◆ The task
Reproduce precisely the lines of the listing below, starting with the line that contains "Output a JSON" and stopping after the line that contains "Enumerate this screenshot's"; include nothing else.
──────── Task data ────────
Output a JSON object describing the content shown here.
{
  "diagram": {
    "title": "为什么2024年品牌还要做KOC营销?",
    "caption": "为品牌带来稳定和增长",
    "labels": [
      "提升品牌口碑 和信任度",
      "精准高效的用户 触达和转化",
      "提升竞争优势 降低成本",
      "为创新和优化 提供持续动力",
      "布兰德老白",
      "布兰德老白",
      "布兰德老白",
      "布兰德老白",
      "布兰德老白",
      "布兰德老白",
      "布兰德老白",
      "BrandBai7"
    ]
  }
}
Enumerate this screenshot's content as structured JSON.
────────
──────── Task data ────────
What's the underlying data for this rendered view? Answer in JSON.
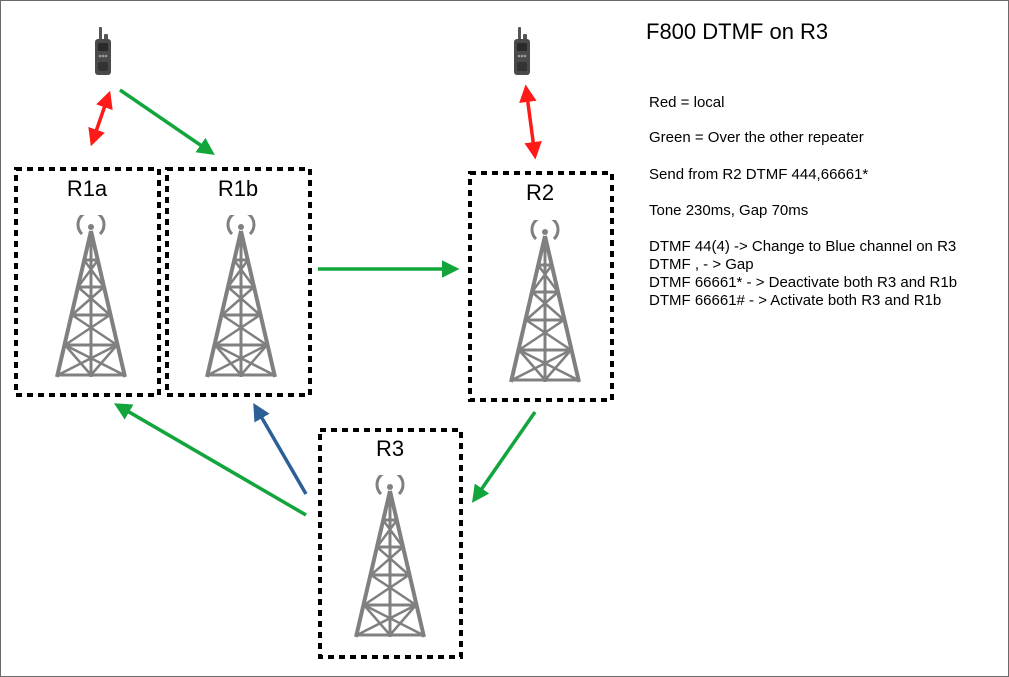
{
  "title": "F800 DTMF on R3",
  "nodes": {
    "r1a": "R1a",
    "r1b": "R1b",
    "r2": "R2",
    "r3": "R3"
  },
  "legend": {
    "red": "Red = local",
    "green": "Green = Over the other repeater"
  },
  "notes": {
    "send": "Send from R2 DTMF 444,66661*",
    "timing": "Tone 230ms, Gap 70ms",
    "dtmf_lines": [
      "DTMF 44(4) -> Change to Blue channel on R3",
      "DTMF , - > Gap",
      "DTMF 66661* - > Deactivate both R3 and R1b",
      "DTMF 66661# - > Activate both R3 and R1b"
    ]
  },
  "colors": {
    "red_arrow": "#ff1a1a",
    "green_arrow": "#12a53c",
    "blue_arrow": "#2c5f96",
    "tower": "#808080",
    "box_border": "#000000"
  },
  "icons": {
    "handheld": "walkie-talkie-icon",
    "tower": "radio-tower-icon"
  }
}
────────
──────── Task data ────────
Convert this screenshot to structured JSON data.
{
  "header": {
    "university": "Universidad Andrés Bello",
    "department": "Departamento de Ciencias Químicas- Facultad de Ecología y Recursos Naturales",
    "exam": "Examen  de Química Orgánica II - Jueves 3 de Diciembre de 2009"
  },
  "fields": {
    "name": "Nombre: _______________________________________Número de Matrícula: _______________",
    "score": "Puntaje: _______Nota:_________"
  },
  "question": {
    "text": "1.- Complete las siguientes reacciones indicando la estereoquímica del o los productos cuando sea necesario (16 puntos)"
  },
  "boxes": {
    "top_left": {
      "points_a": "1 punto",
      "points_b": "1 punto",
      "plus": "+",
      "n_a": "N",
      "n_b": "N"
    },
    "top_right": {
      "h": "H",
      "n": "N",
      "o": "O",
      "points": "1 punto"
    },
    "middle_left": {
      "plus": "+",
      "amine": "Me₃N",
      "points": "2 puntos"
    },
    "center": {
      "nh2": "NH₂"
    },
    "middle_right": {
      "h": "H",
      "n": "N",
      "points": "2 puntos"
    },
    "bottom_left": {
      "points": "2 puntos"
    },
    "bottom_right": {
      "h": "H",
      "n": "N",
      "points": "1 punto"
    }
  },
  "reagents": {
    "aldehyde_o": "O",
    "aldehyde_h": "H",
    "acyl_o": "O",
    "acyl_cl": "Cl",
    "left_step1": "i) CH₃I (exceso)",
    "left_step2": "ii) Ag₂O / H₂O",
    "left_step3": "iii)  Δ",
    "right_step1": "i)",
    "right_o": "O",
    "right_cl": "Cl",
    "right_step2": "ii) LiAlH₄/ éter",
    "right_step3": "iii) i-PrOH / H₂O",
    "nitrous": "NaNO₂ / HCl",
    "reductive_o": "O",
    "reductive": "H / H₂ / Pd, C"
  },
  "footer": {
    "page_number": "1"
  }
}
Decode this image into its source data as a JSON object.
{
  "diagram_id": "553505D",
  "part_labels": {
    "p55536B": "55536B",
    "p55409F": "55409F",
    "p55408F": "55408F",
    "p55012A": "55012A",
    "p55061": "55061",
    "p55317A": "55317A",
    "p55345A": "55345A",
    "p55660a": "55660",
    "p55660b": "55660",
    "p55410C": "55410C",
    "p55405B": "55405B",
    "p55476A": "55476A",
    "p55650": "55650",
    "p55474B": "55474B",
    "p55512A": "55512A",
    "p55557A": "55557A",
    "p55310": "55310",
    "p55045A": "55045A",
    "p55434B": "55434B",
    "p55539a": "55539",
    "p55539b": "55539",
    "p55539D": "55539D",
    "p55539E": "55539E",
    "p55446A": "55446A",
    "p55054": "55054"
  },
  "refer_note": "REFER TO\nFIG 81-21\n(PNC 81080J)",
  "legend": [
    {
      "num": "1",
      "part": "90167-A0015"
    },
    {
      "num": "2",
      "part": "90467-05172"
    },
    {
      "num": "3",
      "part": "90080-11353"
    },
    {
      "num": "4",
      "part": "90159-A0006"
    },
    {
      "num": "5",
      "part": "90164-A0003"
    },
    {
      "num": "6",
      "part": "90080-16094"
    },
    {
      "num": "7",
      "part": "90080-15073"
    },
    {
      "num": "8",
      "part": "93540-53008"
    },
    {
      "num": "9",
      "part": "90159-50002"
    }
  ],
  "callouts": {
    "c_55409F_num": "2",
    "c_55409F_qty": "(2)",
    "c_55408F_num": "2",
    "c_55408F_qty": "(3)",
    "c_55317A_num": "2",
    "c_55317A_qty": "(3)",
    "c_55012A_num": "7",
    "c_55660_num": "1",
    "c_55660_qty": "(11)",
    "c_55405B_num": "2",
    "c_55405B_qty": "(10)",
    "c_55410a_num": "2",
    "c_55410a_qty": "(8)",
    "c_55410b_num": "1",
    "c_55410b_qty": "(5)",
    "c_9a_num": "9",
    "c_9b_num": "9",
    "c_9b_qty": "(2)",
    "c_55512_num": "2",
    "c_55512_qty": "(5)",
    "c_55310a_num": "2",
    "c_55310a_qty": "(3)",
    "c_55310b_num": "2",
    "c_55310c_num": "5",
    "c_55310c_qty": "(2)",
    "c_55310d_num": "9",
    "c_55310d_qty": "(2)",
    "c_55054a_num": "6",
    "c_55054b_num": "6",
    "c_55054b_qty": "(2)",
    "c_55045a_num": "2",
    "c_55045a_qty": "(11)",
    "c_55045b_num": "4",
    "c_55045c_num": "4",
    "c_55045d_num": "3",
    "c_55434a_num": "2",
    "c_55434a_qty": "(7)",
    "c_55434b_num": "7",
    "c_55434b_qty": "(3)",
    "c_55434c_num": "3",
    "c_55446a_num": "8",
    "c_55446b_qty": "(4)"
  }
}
────────
◆ Answer
Output a JSON object describing the content shown here.
{
  "diagram": {
    "title": "为什么2024年品牌还要做KOC营销?",
    "caption": "为品牌带来稳定和增长",
    "labels": [
      "提升品牌口碑 和信任度",
      "精准高效的用户 触达和转化",
      "提升竞争优势 降低成本",
      "为创新和优化 提供持续动力",
      "布兰德老白",
      "布兰德老白",
      "布兰德老白",
      "布兰德老白",
      "布兰德老白",
      "布兰德老白",
      "布兰德老白",
      "BrandBai7"
    ]
  }
}
Enumerate this screenshot's content as structured JSON.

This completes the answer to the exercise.